* **Document**:

[This great memoir contains comma splices!]

[Warning: This memoir contains comma splices!]

Right now in the semester, I’m buried in student essays. Hour after hour goes into grading—sometimes over six hours at a stretch, and then there’s reading and class prep. And then more essays, a constant backlog, from busy young writers and revisers. I give them work, and it boomerangs right back. Yet if I suck after sympathy I recall an academic acquaintance’s rejoinder: “That’s a self-inflicted wound.”

Sure. But it’s my job. And as a fellow teacher once remarked, “Reading some of them is like getting hit in the forehead with a hammer with each sentence.” Yes, and again, that’s what we’re paid for. And I get to sit on my couch and listen to the Beatles while I grade.

Comma splices are the bane of my existence. Actually they’re how I justify my existence. I tell myself, I’m giving them practice writing and teaching them that comma splices are bad. Showing them all the good punctuation options. Not to mention cluing a few of them to the utter ignominy of the run-on.

I remember so vividly my own dawning awareness of original sin, as an undergraduate, when a professor circled my comma splice. In my memory it’s actually in a blue book—though why even an English professor would bother to correct a comma splice in a handwritten exam flummoxes me. “Don’t use comma splices,” he wrote. I marched right up and asked him what that meant. He explained that a comma wasn’t sufficient to join two independent clauses.

Right! I was studying writing on my own, so I saw it right quick. Today comma splices sometimes bother me even when a professional writer uses them intentionally. Or even when I do. Except when the clauses are real short—but I take note of them. I can’t help it. Okay, buddy. I guess so. Might’ve used a nice semicolon there, though. And if it’s mine, I usually change it. Whereas I love sentence fragments. Usually.

Memoirist Mark Richard’s use of comma splices

Richard, Mark

[Mark Richard: comma splicer.]

Here’s a comma splice from a skillful writer, Mark Richard, from his memoir House of Prayer No. 2: A Writer’s Journey Home:

Most of them have been up all night tying tobacco sticks, their hands are stained black with nicotine.

Now, I’d cut the “are” in the second clause so that it becomes a dependent clause and the comma correct. Thing is, he may have wanted the strength of “are”—and no semicolon, though he uses them elsewhere. So there you are, a splice. Yes, it works. I don’t favor it.

House of Prayer No. 2 is written with a very unusual point of view for a memoir: it starts in third person and switches to second. Here is another of Richard’s spliced sentences, which also showcases his use of second person and present tense:

At home the Christmas tree is up, your mother cooks shrimp Creole for you.

* **Brief A**:
Pull out everything in the records from their first line down to the line containing "Point <box>159 583 181 598</box>", and reproduce those lines word for word.

* **Recorded data**:
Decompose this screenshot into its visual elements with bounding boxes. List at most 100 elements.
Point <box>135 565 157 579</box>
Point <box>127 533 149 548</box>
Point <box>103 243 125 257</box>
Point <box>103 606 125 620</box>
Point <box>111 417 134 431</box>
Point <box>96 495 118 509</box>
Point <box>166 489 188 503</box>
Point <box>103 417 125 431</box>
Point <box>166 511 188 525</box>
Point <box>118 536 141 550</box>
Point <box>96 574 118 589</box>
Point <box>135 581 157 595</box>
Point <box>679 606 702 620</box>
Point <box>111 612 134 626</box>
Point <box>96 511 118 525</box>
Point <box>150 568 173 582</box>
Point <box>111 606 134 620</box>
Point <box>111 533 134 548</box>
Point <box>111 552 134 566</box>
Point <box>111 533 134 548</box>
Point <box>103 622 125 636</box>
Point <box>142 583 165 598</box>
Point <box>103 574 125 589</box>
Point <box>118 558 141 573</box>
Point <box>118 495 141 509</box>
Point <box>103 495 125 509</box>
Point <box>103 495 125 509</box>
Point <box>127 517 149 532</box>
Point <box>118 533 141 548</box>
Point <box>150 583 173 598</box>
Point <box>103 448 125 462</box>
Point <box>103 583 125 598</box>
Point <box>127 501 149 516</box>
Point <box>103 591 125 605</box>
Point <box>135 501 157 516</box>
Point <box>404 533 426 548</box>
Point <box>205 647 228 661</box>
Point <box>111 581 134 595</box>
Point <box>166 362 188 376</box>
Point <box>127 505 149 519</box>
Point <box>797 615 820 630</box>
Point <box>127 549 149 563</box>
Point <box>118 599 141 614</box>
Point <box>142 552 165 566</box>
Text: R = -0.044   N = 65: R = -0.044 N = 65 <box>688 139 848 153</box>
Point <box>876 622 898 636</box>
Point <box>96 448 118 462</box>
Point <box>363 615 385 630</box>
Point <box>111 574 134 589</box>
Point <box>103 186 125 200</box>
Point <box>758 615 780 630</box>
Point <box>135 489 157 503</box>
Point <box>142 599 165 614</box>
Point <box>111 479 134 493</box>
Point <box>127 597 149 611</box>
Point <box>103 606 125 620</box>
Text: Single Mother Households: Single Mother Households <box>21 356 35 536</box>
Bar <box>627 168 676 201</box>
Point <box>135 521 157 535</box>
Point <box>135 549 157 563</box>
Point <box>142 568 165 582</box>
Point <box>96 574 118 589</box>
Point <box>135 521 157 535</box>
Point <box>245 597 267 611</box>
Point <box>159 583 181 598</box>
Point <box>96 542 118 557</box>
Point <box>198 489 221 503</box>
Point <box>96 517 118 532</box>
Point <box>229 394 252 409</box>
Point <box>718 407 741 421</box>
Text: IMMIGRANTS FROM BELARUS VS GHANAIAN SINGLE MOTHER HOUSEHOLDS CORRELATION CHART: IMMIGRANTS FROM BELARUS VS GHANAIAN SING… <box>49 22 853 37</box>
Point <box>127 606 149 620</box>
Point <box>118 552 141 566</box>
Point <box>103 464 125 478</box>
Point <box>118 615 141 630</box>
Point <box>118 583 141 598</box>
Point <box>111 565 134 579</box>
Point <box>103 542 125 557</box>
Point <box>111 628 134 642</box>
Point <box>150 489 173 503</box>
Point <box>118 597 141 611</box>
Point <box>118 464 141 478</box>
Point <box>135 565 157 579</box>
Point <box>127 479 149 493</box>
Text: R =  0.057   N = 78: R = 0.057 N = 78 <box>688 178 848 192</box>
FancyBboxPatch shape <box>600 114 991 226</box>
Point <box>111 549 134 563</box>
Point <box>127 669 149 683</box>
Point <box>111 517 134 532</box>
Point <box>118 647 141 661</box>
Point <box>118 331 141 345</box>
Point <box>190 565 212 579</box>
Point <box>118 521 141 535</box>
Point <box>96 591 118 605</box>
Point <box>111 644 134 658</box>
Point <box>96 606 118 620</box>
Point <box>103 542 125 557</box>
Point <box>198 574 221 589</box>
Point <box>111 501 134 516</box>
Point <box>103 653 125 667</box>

* **Brief B**:
Do these statements agree with the essay on comma splices? Answer yes or no for each, quoting the deciding words. (i) An undergraduate professor circled the author's comma splice. (ii) House of Prayer No. 2 is told entirely in the first person. (iii) The author listens to the Beatles while grading.

* **Written response A**:
Decompose this screenshot into its visual elements with bounding boxes. List at most 100 elements.
Point <box>135 565 157 579</box>
Point <box>127 533 149 548</box>
Point <box>103 243 125 257</box>
Point <box>103 606 125 620</box>
Point <box>111 417 134 431</box>
Point <box>96 495 118 509</box>
Point <box>166 489 188 503</box>
Point <box>103 417 125 431</box>
Point <box>166 511 188 525</box>
Point <box>118 536 141 550</box>
Point <box>96 574 118 589</box>
Point <box>135 581 157 595</box>
Point <box>679 606 702 620</box>
Point <box>111 612 134 626</box>
Point <box>96 511 118 525</box>
Point <box>150 568 173 582</box>
Point <box>111 606 134 620</box>
Point <box>111 533 134 548</box>
Point <box>111 552 134 566</box>
Point <box>111 533 134 548</box>
Point <box>103 622 125 636</box>
Point <box>142 583 165 598</box>
Point <box>103 574 125 589</box>
Point <box>118 558 141 573</box>
Point <box>118 495 141 509</box>
Point <box>103 495 125 509</box>
Point <box>103 495 125 509</box>
Point <box>127 517 149 532</box>
Point <box>118 533 141 548</box>
Point <box>150 583 173 598</box>
Point <box>103 448 125 462</box>
Point <box>103 583 125 598</box>
Point <box>127 501 149 516</box>
Point <box>103 591 125 605</box>
Point <box>135 501 157 516</box>
Point <box>404 533 426 548</box>
Point <box>205 647 228 661</box>
Point <box>111 581 134 595</box>
Point <box>166 362 188 376</box>
Point <box>127 505 149 519</box>
Point <box>797 615 820 630</box>
Point <box>127 549 149 563</box>
Point <box>118 599 141 614</box>
Point <box>142 552 165 566</box>
Text: R = -0.044   N = 65: R = -0.044 N = 65 <box>688 139 848 153</box>
Point <box>876 622 898 636</box>
Point <box>96 448 118 462</box>
Point <box>363 615 385 630</box>
Point <box>111 574 134 589</box>
Point <box>103 186 125 200</box>
Point <box>758 615 780 630</box>
Point <box>135 489 157 503</box>
Point <box>142 599 165 614</box>
Point <box>111 479 134 493</box>
Point <box>127 597 149 611</box>
Point <box>103 606 125 620</box>
Text: Single Mother Households: Single Mother Households <box>21 356 35 536</box>
Bar <box>627 168 676 201</box>
Point <box>135 521 157 535</box>
Point <box>135 549 157 563</box>
Point <box>142 568 165 582</box>
Point <box>96 574 118 589</box>
Point <box>135 521 157 535</box>
Point <box>245 597 267 611</box>
Point <box>159 583 181 598</box>

* **Written response B**:
(i) Yes: "when a professor circled my comma splice."
(ii) No: "it starts in third person and switches to second."
(iii) Yes: "I get to sit on my couch and listen to the Beatles while I grade."